- _Dataset records_
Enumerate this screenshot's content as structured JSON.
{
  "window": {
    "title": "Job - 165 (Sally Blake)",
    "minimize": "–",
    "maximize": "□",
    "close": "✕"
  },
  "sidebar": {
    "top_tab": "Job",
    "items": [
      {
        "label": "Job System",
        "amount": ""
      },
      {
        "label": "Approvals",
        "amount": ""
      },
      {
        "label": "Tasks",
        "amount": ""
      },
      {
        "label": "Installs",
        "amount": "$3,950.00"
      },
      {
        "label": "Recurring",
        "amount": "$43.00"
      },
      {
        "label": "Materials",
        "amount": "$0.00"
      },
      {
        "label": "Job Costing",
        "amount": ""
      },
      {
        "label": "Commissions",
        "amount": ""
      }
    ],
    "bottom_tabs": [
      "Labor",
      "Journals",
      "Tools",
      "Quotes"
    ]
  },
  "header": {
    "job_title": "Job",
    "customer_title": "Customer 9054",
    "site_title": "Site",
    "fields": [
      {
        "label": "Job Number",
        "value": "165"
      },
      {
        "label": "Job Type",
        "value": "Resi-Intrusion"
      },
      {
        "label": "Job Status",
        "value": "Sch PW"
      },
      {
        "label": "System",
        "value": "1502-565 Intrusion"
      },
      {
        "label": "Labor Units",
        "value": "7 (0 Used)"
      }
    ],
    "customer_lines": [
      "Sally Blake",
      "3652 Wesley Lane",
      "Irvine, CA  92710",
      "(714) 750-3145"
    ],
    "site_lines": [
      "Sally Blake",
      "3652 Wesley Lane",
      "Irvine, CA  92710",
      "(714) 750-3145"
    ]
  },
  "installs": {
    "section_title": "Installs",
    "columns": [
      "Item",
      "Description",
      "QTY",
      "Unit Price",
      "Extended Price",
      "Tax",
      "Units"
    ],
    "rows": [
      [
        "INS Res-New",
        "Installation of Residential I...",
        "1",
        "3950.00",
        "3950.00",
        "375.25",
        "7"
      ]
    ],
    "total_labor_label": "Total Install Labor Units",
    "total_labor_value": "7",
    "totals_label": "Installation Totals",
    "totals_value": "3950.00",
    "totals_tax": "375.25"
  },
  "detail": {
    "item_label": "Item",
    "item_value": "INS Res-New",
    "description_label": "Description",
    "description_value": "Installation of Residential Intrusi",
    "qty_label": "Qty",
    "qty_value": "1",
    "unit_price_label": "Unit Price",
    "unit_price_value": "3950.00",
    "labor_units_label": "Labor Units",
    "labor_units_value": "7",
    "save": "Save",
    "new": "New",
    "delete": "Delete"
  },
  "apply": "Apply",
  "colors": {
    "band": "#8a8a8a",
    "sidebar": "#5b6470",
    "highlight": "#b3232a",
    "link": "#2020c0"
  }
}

==

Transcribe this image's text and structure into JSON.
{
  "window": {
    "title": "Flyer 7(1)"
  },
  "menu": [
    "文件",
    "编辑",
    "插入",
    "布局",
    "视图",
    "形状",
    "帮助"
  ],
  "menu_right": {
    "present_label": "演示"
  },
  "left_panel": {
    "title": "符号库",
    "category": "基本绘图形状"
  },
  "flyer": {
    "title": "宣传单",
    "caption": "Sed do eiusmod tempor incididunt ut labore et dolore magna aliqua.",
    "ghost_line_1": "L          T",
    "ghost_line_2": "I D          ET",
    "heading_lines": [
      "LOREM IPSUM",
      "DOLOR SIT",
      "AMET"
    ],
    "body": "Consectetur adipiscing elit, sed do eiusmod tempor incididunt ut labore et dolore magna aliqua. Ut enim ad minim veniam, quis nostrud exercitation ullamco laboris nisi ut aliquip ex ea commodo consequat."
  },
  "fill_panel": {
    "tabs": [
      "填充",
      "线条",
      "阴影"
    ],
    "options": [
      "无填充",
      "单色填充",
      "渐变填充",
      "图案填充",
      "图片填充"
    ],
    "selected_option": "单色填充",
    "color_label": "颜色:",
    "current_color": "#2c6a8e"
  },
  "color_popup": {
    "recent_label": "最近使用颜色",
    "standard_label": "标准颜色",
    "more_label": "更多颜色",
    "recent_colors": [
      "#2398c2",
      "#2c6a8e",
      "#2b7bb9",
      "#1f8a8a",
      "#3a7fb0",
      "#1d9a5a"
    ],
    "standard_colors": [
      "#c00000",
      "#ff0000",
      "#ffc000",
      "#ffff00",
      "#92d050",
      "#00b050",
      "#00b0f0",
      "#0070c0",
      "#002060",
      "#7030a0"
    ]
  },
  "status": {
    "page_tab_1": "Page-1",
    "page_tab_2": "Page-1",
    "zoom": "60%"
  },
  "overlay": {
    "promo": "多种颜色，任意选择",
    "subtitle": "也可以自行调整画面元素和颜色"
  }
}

- _Task goal_
The lines to collect are those holding the string "labore"; copy them all.

- _Complete output_
    "caption": "Sed do eiusmod tempor incididunt ut labore et dolore magna aliqua.",
    "body": "Consectetur adipiscing elit, sed do eiusmod tempor incididunt ut labore et dolore magna aliqua. Ut enim ad minim veniam, quis nostrud exercitation ullamco laboris nisi ut aliquip ex ea commodo consequat."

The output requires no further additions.